──────── RECORDS TO PROCESS ────────

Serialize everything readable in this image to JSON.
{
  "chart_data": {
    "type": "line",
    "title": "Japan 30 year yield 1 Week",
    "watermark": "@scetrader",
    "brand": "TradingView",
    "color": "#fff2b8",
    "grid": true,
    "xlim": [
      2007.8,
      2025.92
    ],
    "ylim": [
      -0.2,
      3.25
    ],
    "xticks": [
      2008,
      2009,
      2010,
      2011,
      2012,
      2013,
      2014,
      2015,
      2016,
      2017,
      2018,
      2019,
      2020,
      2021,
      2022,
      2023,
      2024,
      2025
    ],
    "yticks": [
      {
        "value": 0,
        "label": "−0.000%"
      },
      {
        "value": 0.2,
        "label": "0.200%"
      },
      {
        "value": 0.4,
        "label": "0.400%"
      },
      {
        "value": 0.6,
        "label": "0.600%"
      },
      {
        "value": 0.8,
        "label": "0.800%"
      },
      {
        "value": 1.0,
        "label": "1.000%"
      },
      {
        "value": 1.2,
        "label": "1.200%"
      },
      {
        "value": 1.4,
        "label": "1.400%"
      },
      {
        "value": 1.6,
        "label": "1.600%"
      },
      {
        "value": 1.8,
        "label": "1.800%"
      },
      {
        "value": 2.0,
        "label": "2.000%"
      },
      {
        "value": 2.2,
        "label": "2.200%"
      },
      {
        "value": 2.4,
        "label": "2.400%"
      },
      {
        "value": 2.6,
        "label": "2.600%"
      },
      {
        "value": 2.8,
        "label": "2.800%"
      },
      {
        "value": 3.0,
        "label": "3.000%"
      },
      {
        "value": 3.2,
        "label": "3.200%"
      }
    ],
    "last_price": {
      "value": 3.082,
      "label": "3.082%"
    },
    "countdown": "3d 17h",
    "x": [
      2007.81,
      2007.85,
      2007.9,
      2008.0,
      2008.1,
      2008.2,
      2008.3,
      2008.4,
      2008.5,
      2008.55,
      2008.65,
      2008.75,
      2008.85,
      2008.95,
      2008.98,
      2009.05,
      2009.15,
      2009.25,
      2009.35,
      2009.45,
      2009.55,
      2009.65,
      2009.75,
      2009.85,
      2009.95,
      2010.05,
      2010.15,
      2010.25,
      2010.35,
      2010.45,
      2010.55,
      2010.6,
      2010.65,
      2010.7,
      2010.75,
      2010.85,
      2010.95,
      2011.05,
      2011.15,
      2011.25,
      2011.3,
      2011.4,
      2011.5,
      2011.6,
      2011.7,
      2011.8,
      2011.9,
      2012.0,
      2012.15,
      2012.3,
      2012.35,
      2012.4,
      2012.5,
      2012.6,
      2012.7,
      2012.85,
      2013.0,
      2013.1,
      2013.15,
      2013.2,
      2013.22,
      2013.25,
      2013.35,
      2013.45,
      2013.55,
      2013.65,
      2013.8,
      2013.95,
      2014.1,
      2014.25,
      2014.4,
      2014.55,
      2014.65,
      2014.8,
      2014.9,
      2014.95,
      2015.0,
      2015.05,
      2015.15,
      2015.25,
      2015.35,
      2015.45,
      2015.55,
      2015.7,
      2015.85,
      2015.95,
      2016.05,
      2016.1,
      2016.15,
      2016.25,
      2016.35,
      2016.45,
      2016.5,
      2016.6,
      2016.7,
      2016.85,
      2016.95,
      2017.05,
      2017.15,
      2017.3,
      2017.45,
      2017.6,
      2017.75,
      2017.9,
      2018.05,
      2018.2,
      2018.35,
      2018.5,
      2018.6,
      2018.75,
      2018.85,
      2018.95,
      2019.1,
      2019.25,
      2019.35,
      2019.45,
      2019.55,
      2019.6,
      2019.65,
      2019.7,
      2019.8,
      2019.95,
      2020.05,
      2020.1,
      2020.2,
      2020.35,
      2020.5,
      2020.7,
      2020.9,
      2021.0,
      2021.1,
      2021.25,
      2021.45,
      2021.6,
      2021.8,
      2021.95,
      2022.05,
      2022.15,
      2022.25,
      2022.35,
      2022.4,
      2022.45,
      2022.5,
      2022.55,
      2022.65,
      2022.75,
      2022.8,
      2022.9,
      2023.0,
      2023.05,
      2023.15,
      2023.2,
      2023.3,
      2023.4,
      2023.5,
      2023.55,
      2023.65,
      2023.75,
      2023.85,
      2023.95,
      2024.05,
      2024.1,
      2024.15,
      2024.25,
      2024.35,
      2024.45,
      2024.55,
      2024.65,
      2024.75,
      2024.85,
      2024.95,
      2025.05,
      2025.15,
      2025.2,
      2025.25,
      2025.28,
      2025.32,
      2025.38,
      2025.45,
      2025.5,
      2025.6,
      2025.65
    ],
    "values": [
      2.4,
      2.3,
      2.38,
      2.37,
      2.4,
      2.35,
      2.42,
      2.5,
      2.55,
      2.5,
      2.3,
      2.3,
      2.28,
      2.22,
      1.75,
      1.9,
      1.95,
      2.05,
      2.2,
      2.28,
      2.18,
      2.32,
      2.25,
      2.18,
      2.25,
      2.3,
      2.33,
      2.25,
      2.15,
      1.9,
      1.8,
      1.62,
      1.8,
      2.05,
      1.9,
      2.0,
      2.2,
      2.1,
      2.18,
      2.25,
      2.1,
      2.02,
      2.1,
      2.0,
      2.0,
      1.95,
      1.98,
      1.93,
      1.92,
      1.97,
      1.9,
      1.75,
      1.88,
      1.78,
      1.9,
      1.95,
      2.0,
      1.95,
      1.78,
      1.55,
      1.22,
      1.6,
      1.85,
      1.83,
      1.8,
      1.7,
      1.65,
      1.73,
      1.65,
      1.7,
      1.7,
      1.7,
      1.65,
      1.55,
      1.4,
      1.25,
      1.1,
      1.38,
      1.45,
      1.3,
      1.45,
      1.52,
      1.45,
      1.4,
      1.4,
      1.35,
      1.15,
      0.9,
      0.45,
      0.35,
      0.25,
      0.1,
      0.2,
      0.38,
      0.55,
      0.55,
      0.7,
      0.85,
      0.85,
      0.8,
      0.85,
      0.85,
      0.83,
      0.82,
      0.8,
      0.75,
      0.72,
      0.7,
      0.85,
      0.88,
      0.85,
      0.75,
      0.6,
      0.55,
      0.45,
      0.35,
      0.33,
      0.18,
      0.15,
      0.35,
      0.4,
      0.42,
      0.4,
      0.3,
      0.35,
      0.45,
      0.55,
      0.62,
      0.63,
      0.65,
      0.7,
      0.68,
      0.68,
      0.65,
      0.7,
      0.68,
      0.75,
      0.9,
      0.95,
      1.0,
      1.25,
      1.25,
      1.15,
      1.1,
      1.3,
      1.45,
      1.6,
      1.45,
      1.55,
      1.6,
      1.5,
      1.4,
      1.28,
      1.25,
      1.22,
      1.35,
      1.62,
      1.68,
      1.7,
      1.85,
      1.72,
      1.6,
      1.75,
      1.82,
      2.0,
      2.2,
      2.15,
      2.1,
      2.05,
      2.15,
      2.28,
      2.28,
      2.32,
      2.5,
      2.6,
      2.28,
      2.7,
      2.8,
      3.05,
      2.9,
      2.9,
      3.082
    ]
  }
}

────────

◆ **DIRECTIONS**
Extract all of the material exactly as it is written.

◆ **SOLUTION**
Serialize everything readable in this image to JSON.
{
  "chart_data": {
    "type": "line",
    "title": "Japan 30 year yield 1 Week",
    "watermark": "@scetrader",
    "brand": "TradingView",
    "color": "#fff2b8",
    "grid": true,
    "xlim": [
      2007.8,
      2025.92
    ],
    "ylim": [
      -0.2,
      3.25
    ],
    "xticks": [
      2008,
      2009,
      2010,
      2011,
      2012,
      2013,
      2014,
      2015,
      2016,
      2017,
      2018,
      2019,
      2020,
      2021,
      2022,
      2023,
      2024,
      2025
    ],
    "yticks": [
      {
        "value": 0,
        "label": "−0.000%"
      },
      {
        "value": 0.2,
        "label": "0.200%"
      },
      {
        "value": 0.4,
        "label": "0.400%"
      },
      {
        "value": 0.6,
        "label": "0.600%"
      },
      {
        "value": 0.8,
        "label": "0.800%"
      },
      {
        "value": 1.0,
        "label": "1.000%"
      },
      {
        "value": 1.2,
        "label": "1.200%"
      },
      {
        "value": 1.4,
        "label": "1.400%"
      },
      {
        "value": 1.6,
        "label": "1.600%"
      },
      {
        "value": 1.8,
        "label": "1.800%"
      },
      {
        "value": 2.0,
        "label": "2.000%"
      },
      {
        "value": 2.2,
        "label": "2.200%"
      },
      {
        "value": 2.4,
        "label": "2.400%"
      },
      {
        "value": 2.6,
        "label": "2.600%"
      },
      {
        "value": 2.8,
        "label": "2.800%"
      },
      {
        "value": 3.0,
        "label": "3.000%"
      },
      {
        "value": 3.2,
        "label": "3.200%"
      }
    ],
    "last_price": {
      "value": 3.082,
      "label": "3.082%"
    },
    "countdown": "3d 17h",
    "x": [
      2007.81,
      2007.85,
      2007.9,
      2008.0,
      2008.1,
      2008.2,
      2008.3,
      2008.4,
      2008.5,
      2008.55,
      2008.65,
      2008.75,
      2008.85,
      2008.95,
      2008.98,
      2009.05,
      2009.15,
      2009.25,
      2009.35,
      2009.45,
      2009.55,
      2009.65,
      2009.75,
      2009.85,
      2009.95,
      2010.05,
      2010.15,
      2010.25,
      2010.35,
      2010.45,
      2010.55,
      2010.6,
      2010.65,
      2010.7,
      2010.75,
      2010.85,
      2010.95,
      2011.05,
      2011.15,
      2011.25,
      2011.3,
      2011.4,
      2011.5,
      2011.6,
      2011.7,
      2011.8,
      2011.9,
      2012.0,
      2012.15,
      2012.3,
      2012.35,
      2012.4,
      2012.5,
      2012.6,
      2012.7,
      2012.85,
      2013.0,
      2013.1,
      2013.15,
      2013.2,
      2013.22,
      2013.25,
      2013.35,
      2013.45,
      2013.55,
      2013.65,
      2013.8,
      2013.95,
      2014.1,
      2014.25,
      2014.4,
      2014.55,
      2014.65,
      2014.8,
      2014.9,
      2014.95,
      2015.0,
      2015.05,
      2015.15,
      2015.25,
      2015.35,
      2015.45,
      2015.55,
      2015.7,
      2015.85,
      2015.95,
      2016.05,
      2016.1,
      2016.15,
      2016.25,
      2016.35,
      2016.45,
      2016.5,
      2016.6,
      2016.7,
      2016.85,
      2016.95,
      2017.05,
      2017.15,
      2017.3,
      2017.45,
      2017.6,
      2017.75,
      2017.9,
      2018.05,
      2018.2,
      2018.35,
      2018.5,
      2018.6,
      2018.75,
      2018.85,
      2018.95,
      2019.1,
      2019.25,
      2019.35,
      2019.45,
      2019.55,
      2019.6,
      2019.65,
      2019.7,
      2019.8,
      2019.95,
      2020.05,
      2020.1,
      2020.2,
      2020.35,
      2020.5,
      2020.7,
      2020.9,
      2021.0,
      2021.1,
      2021.25,
      2021.45,
      2021.6,
      2021.8,
      2021.95,
      2022.05,
      2022.15,
      2022.25,
      2022.35,
      2022.4,
      2022.45,
      2022.5,
      2022.55,
      2022.65,
      2022.75,
      2022.8,
      2022.9,
      2023.0,
      2023.05,
      2023.15,
      2023.2,
      2023.3,
      2023.4,
      2023.5,
      2023.55,
      2023.65,
      2023.75,
      2023.85,
      2023.95,
      2024.05,
      2024.1,
      2024.15,
      2024.25,
      2024.35,
      2024.45,
      2024.55,
      2024.65,
      2024.75,
      2024.85,
      2024.95,
      2025.05,
      2025.15,
      2025.2,
      2025.25,
      2025.28,
      2025.32,
      2025.38,
      2025.45,
      2025.5,
      2025.6,
      2025.65
    ],
    "values": [
      2.4,
      2.3,
      2.38,
      2.37,
      2.4,
      2.35,
      2.42,
      2.5,
      2.55,
      2.5,
      2.3,
      2.3,
      2.28,
      2.22,
      1.75,
      1.9,
      1.95,
      2.05,
      2.2,
      2.28,
      2.18,
      2.32,
      2.25,
      2.18,
      2.25,
      2.3,
      2.33,
      2.25,
      2.15,
      1.9,
      1.8,
      1.62,
      1.8,
      2.05,
      1.9,
      2.0,
      2.2,
      2.1,
      2.18,
      2.25,
      2.1,
      2.02,
      2.1,
      2.0,
      2.0,
      1.95,
      1.98,
      1.93,
      1.92,
      1.97,
      1.9,
      1.75,
      1.88,
      1.78,
      1.9,
      1.95,
      2.0,
      1.95,
      1.78,
      1.55,
      1.22,
      1.6,
      1.85,
      1.83,
      1.8,
      1.7,
      1.65,
      1.73,
      1.65,
      1.7,
      1.7,
      1.7,
      1.65,
      1.55,
      1.4,
      1.25,
      1.1,
      1.38,
      1.45,
      1.3,
      1.45,
      1.52,
      1.45,
      1.4,
      1.4,
      1.35,
      1.15,
      0.9,
      0.45,
      0.35,
      0.25,
      0.1,
      0.2,
      0.38,
      0.55,
      0.55,
      0.7,
      0.85,
      0.85,
      0.8,
      0.85,
      0.85,
      0.83,
      0.82,
      0.8,
      0.75,
      0.72,
      0.7,
      0.85,
      0.88,
      0.85,
      0.75,
      0.6,
      0.55,
      0.45,
      0.35,
      0.33,
      0.18,
      0.15,
      0.35,
      0.4,
      0.42,
      0.4,
      0.3,
      0.35,
      0.45,
      0.55,
      0.62,
      0.63,
      0.65,
      0.7,
      0.68,
      0.68,
      0.65,
      0.7,
      0.68,
      0.75,
      0.9,
      0.95,
      1.0,
      1.25,
      1.25,
      1.15,
      1.1,
      1.3,
      1.45,
      1.6,
      1.45,
      1.55,
      1.6,
      1.5,
      1.4,
      1.28,
      1.25,
      1.22,
      1.35,
      1.62,
      1.68,
      1.7,
      1.85,
      1.72,
      1.6,
      1.75,
      1.82,
      2.0,
      2.2,
      2.15,
      2.1,
      2.05,
      2.15,
      2.28,
      2.28,
      2.32,
      2.5,
      2.6,
      2.28,
      2.7,
      2.8,
      3.05,
      2.9,
      2.9,
      3.082
    ]
  }
}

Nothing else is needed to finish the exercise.